TASK GOAL:
Count up the lines in the following listing that hold the word "وأنت", then give only that count.

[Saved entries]
■ ■ ■ ■

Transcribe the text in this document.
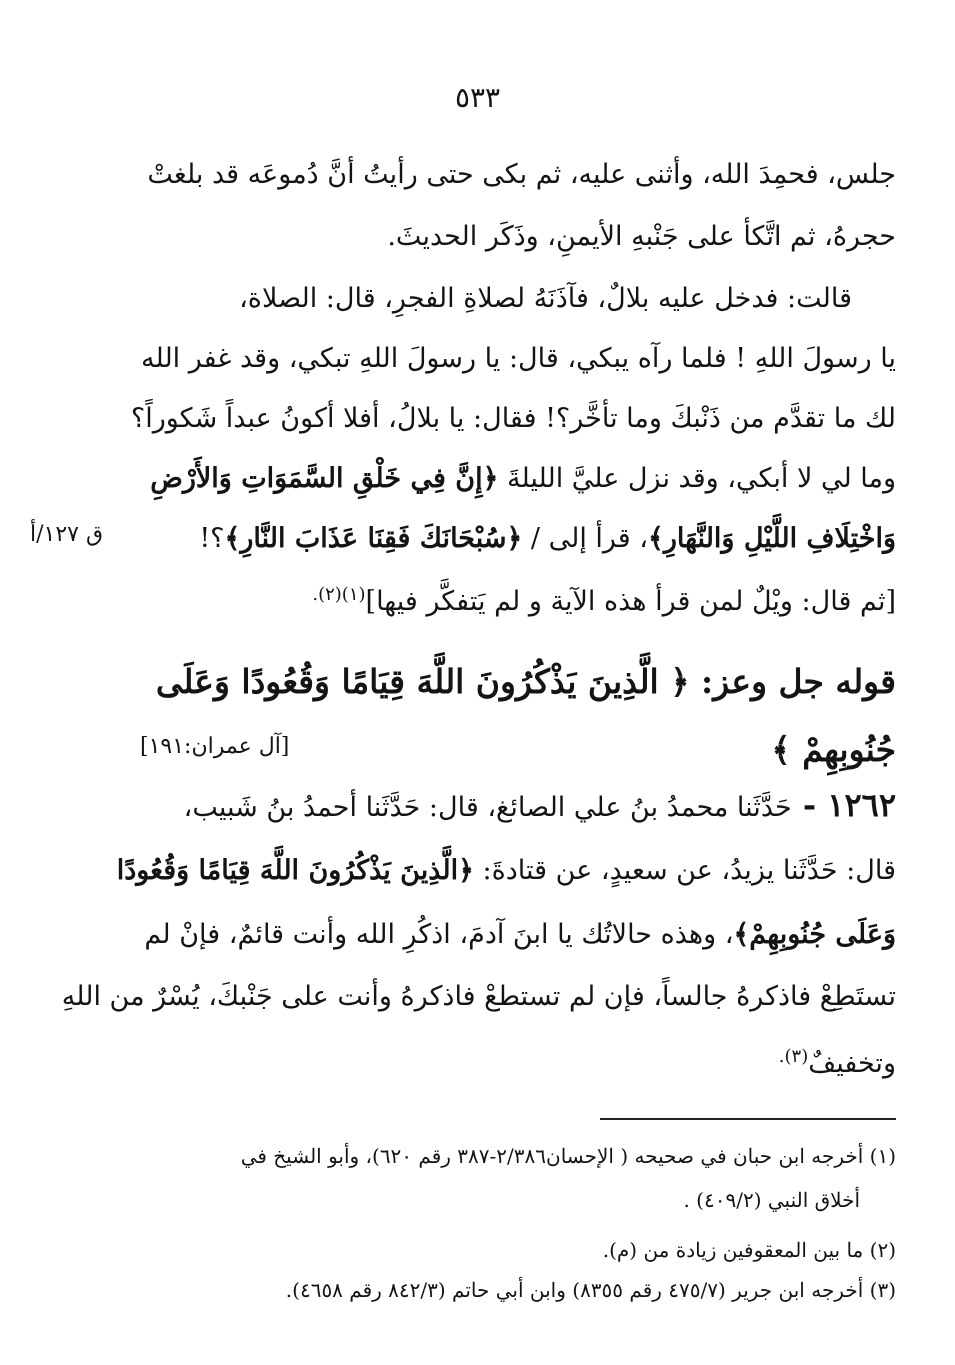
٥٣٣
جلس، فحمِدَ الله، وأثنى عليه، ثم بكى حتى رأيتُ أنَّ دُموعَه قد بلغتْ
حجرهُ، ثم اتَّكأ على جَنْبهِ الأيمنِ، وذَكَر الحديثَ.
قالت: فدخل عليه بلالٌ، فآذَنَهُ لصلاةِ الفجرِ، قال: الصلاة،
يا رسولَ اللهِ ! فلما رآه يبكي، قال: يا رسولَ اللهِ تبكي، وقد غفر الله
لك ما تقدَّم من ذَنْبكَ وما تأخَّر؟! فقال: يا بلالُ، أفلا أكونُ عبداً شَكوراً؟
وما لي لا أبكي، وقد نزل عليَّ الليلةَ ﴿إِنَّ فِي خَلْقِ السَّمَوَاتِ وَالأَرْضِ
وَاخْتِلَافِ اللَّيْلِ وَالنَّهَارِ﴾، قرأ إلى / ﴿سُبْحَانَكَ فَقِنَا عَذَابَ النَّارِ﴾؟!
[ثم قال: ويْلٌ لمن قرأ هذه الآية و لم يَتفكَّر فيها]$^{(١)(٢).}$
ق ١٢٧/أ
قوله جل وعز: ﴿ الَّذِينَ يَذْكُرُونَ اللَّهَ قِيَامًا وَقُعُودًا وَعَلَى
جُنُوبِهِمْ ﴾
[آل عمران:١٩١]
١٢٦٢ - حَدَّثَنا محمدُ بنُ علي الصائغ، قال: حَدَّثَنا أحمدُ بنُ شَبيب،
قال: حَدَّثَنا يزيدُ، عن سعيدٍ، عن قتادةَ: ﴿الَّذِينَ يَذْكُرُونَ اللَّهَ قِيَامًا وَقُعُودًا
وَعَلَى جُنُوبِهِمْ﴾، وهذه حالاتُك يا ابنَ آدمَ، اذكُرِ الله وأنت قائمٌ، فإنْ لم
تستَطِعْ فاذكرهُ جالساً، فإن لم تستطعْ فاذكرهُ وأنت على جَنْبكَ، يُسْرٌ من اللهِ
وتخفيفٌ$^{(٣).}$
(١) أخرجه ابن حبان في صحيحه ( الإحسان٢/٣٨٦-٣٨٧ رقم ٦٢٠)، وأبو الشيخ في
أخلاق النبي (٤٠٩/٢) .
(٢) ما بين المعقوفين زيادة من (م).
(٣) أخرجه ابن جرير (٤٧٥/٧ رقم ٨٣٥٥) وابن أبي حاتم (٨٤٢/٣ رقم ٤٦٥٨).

■ ■ ■ ■

OUTPUT:
2